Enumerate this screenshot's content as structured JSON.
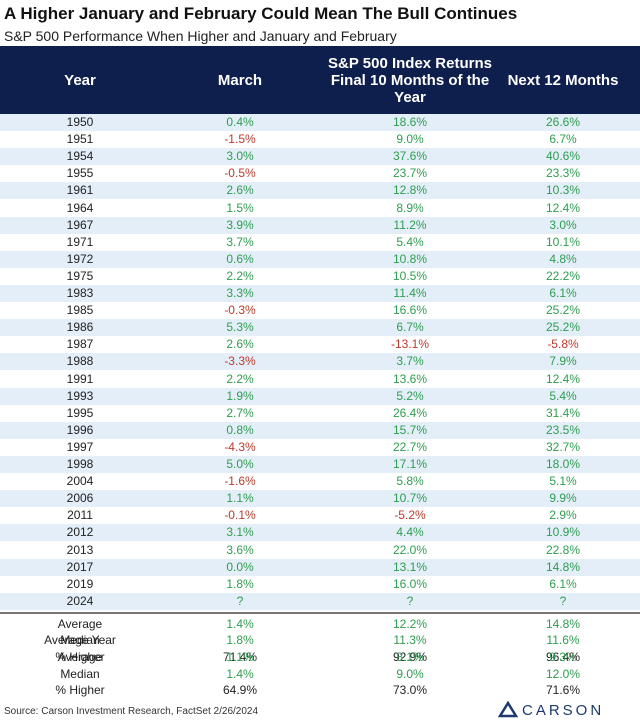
{
  "header": {
    "title": "A Higher January and February Could Mean The Bull Continues",
    "subtitle": "S&P 500 Performance When Higher and January and February"
  },
  "table": {
    "columns": [
      "Year",
      "March",
      "S&P 500 Index Returns Final 10 Months of the Year",
      "Next 12 Months"
    ],
    "rows": [
      [
        "1950",
        "0.4%",
        "18.6%",
        "26.6%"
      ],
      [
        "1951",
        "-1.5%",
        "9.0%",
        "6.7%"
      ],
      [
        "1954",
        "3.0%",
        "37.6%",
        "40.6%"
      ],
      [
        "1955",
        "-0.5%",
        "23.7%",
        "23.3%"
      ],
      [
        "1961",
        "2.6%",
        "12.8%",
        "10.3%"
      ],
      [
        "1964",
        "1.5%",
        "8.9%",
        "12.4%"
      ],
      [
        "1967",
        "3.9%",
        "11.2%",
        "3.0%"
      ],
      [
        "1971",
        "3.7%",
        "5.4%",
        "10.1%"
      ],
      [
        "1972",
        "0.6%",
        "10.8%",
        "4.8%"
      ],
      [
        "1975",
        "2.2%",
        "10.5%",
        "22.2%"
      ],
      [
        "1983",
        "3.3%",
        "11.4%",
        "6.1%"
      ],
      [
        "1985",
        "-0.3%",
        "16.6%",
        "25.2%"
      ],
      [
        "1986",
        "5.3%",
        "6.7%",
        "25.2%"
      ],
      [
        "1987",
        "2.6%",
        "-13.1%",
        "-5.8%"
      ],
      [
        "1988",
        "-3.3%",
        "3.7%",
        "7.9%"
      ],
      [
        "1991",
        "2.2%",
        "13.6%",
        "12.4%"
      ],
      [
        "1993",
        "1.9%",
        "5.2%",
        "5.4%"
      ],
      [
        "1995",
        "2.7%",
        "26.4%",
        "31.4%"
      ],
      [
        "1996",
        "0.8%",
        "15.7%",
        "23.5%"
      ],
      [
        "1997",
        "-4.3%",
        "22.7%",
        "32.7%"
      ],
      [
        "1998",
        "5.0%",
        "17.1%",
        "18.0%"
      ],
      [
        "2004",
        "-1.6%",
        "5.8%",
        "5.1%"
      ],
      [
        "2006",
        "1.1%",
        "10.7%",
        "9.9%"
      ],
      [
        "2011",
        "-0.1%",
        "-5.2%",
        "2.9%"
      ],
      [
        "2012",
        "3.1%",
        "4.4%",
        "10.9%"
      ],
      [
        "2013",
        "3.6%",
        "22.0%",
        "22.8%"
      ],
      [
        "2017",
        "0.0%",
        "13.1%",
        "14.8%"
      ],
      [
        "2019",
        "1.8%",
        "16.0%",
        "6.1%"
      ],
      [
        "2024",
        "?",
        "?",
        "?"
      ]
    ],
    "summary": [
      {
        "label": "Average",
        "values": [
          "1.4%",
          "12.2%",
          "14.8%"
        ],
        "color": "#2e9e4f"
      },
      {
        "label": "Median",
        "values": [
          "1.8%",
          "11.3%",
          "11.6%"
        ],
        "color": "#2e9e4f"
      },
      {
        "label": "% Higher",
        "values": [
          "71.4%",
          "92.9%",
          "96.4%"
        ],
        "color": "#222222"
      }
    ],
    "average_year": {
      "title": "Average Year",
      "rows": [
        {
          "label": "Average",
          "values": [
            "1.1%",
            "8.1%",
            "9.3%"
          ],
          "color": "#2e9e4f"
        },
        {
          "label": "Median",
          "values": [
            "1.4%",
            "9.0%",
            "12.0%"
          ],
          "color": "#2e9e4f"
        },
        {
          "label": "% Higher",
          "values": [
            "64.9%",
            "73.0%",
            "71.6%"
          ],
          "color": "#222222"
        }
      ]
    }
  },
  "footer": {
    "source": "Source: Carson Investment Research, FactSet 2/26/2024",
    "logo": "CARSON"
  }
}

·····

**GOAL**
Leave the pictures out and write out every entry exactly as given.

**EXERCISE RESULT**
Enumerate this screenshot's content as structured JSON.
{
  "header": {
    "title": "A Higher January and February Could Mean The Bull Continues",
    "subtitle": "S&P 500 Performance When Higher and January and February"
  },
  "table": {
    "columns": [
      "Year",
      "March",
      "S&P 500 Index Returns Final 10 Months of the Year",
      "Next 12 Months"
    ],
    "rows": [
      [
        "1950",
        "0.4%",
        "18.6%",
        "26.6%"
      ],
      [
        "1951",
        "-1.5%",
        "9.0%",
        "6.7%"
      ],
      [
        "1954",
        "3.0%",
        "37.6%",
        "40.6%"
      ],
      [
        "1955",
        "-0.5%",
        "23.7%",
        "23.3%"
      ],
      [
        "1961",
        "2.6%",
        "12.8%",
        "10.3%"
      ],
      [
        "1964",
        "1.5%",
        "8.9%",
        "12.4%"
      ],
      [
        "1967",
        "3.9%",
        "11.2%",
        "3.0%"
      ],
      [
        "1971",
        "3.7%",
        "5.4%",
        "10.1%"
      ],
      [
        "1972",
        "0.6%",
        "10.8%",
        "4.8%"
      ],
      [
        "1975",
        "2.2%",
        "10.5%",
        "22.2%"
      ],
      [
        "1983",
        "3.3%",
        "11.4%",
        "6.1%"
      ],
      [
        "1985",
        "-0.3%",
        "16.6%",
        "25.2%"
      ],
      [
        "1986",
        "5.3%",
        "6.7%",
        "25.2%"
      ],
      [
        "1987",
        "2.6%",
        "-13.1%",
        "-5.8%"
      ],
      [
        "1988",
        "-3.3%",
        "3.7%",
        "7.9%"
      ],
      [
        "1991",
        "2.2%",
        "13.6%",
        "12.4%"
      ],
      [
        "1993",
        "1.9%",
        "5.2%",
        "5.4%"
      ],
      [
        "1995",
        "2.7%",
        "26.4%",
        "31.4%"
      ],
      [
        "1996",
        "0.8%",
        "15.7%",
        "23.5%"
      ],
      [
        "1997",
        "-4.3%",
        "22.7%",
        "32.7%"
      ],
      [
        "1998",
        "5.0%",
        "17.1%",
        "18.0%"
      ],
      [
        "2004",
        "-1.6%",
        "5.8%",
        "5.1%"
      ],
      [
        "2006",
        "1.1%",
        "10.7%",
        "9.9%"
      ],
      [
        "2011",
        "-0.1%",
        "-5.2%",
        "2.9%"
      ],
      [
        "2012",
        "3.1%",
        "4.4%",
        "10.9%"
      ],
      [
        "2013",
        "3.6%",
        "22.0%",
        "22.8%"
      ],
      [
        "2017",
        "0.0%",
        "13.1%",
        "14.8%"
      ],
      [
        "2019",
        "1.8%",
        "16.0%",
        "6.1%"
      ],
      [
        "2024",
        "?",
        "?",
        "?"
      ]
    ],
    "summary": [
      {
        "label": "Average",
        "values": [
          "1.4%",
          "12.2%",
          "14.8%"
        ],
        "color": "#2e9e4f"
      },
      {
        "label": "Median",
        "values": [
          "1.8%",
          "11.3%",
          "11.6%"
        ],
        "color": "#2e9e4f"
      },
      {
        "label": "% Higher",
        "values": [
          "71.4%",
          "92.9%",
          "96.4%"
        ],
        "color": "#222222"
      }
    ],
    "average_year": {
      "title": "Average Year",
      "rows": [
        {
          "label": "Average",
          "values": [
            "1.1%",
            "8.1%",
            "9.3%"
          ],
          "color": "#2e9e4f"
        },
        {
          "label": "Median",
          "values": [
            "1.4%",
            "9.0%",
            "12.0%"
          ],
          "color": "#2e9e4f"
        },
        {
          "label": "% Higher",
          "values": [
            "64.9%",
            "73.0%",
            "71.6%"
          ],
          "color": "#222222"
        }
      ]
    }
  },
  "footer": {
    "source": "Source: Carson Investment Research, FactSet 2/26/2024",
    "logo": "CARSON"
  }
}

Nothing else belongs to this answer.